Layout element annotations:
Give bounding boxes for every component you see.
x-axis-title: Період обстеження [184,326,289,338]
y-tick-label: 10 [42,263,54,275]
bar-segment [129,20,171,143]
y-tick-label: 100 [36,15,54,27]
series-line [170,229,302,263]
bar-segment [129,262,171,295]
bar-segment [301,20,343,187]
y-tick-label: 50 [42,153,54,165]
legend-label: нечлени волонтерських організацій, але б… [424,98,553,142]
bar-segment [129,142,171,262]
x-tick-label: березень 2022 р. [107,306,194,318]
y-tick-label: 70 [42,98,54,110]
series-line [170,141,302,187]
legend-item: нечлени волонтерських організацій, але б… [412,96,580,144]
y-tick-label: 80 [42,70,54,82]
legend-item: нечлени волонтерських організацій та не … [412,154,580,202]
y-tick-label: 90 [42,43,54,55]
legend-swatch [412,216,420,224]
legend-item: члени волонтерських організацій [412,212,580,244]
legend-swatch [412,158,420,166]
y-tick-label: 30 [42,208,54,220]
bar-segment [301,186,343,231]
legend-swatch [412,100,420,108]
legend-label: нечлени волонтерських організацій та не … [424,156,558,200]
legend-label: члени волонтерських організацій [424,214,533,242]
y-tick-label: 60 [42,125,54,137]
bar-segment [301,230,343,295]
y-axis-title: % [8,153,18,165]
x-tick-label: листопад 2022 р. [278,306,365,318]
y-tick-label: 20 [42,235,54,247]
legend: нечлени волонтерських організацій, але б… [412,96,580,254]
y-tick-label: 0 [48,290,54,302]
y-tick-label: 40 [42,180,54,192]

## Exercise
Copy every line of the material above word for word.

## Solution to the exercise
Give bounding boxes for every component you see.
x-axis-title: Період обстеження [184,326,289,338]
y-tick-label: 10 [42,263,54,275]
bar-segment [129,20,171,143]
y-tick-label: 100 [36,15,54,27]
series-line [170,229,302,263]
bar-segment [129,262,171,295]
bar-segment [301,20,343,187]
y-tick-label: 50 [42,153,54,165]
legend-label: нечлени волонтерських організацій, але б… [424,98,553,142]
bar-segment [129,142,171,262]
x-tick-label: березень 2022 р. [107,306,194,318]
y-tick-label: 70 [42,98,54,110]
series-line [170,141,302,187]
legend-item: нечлени волонтерських організацій, але б… [412,96,580,144]
y-tick-label: 80 [42,70,54,82]
legend-item: нечлени волонтерських організацій та не … [412,154,580,202]
y-tick-label: 90 [42,43,54,55]
legend-swatch [412,216,420,224]
legend-item: члени волонтерських організацій [412,212,580,244]
legend-swatch [412,158,420,166]
y-tick-label: 30 [42,208,54,220]
bar-segment [301,186,343,231]
legend-swatch [412,100,420,108]
legend-label: нечлени волонтерських організацій та не … [424,156,558,200]
legend-label: члени волонтерських організацій [424,214,533,242]
y-tick-label: 60 [42,125,54,137]
bar-segment [301,230,343,295]
y-axis-title: % [8,153,18,165]
x-tick-label: листопад 2022 р. [278,306,365,318]
y-tick-label: 20 [42,235,54,247]
legend: нечлени волонтерських організацій, але б… [412,96,580,254]
y-tick-label: 0 [48,290,54,302]
y-tick-label: 40 [42,180,54,192]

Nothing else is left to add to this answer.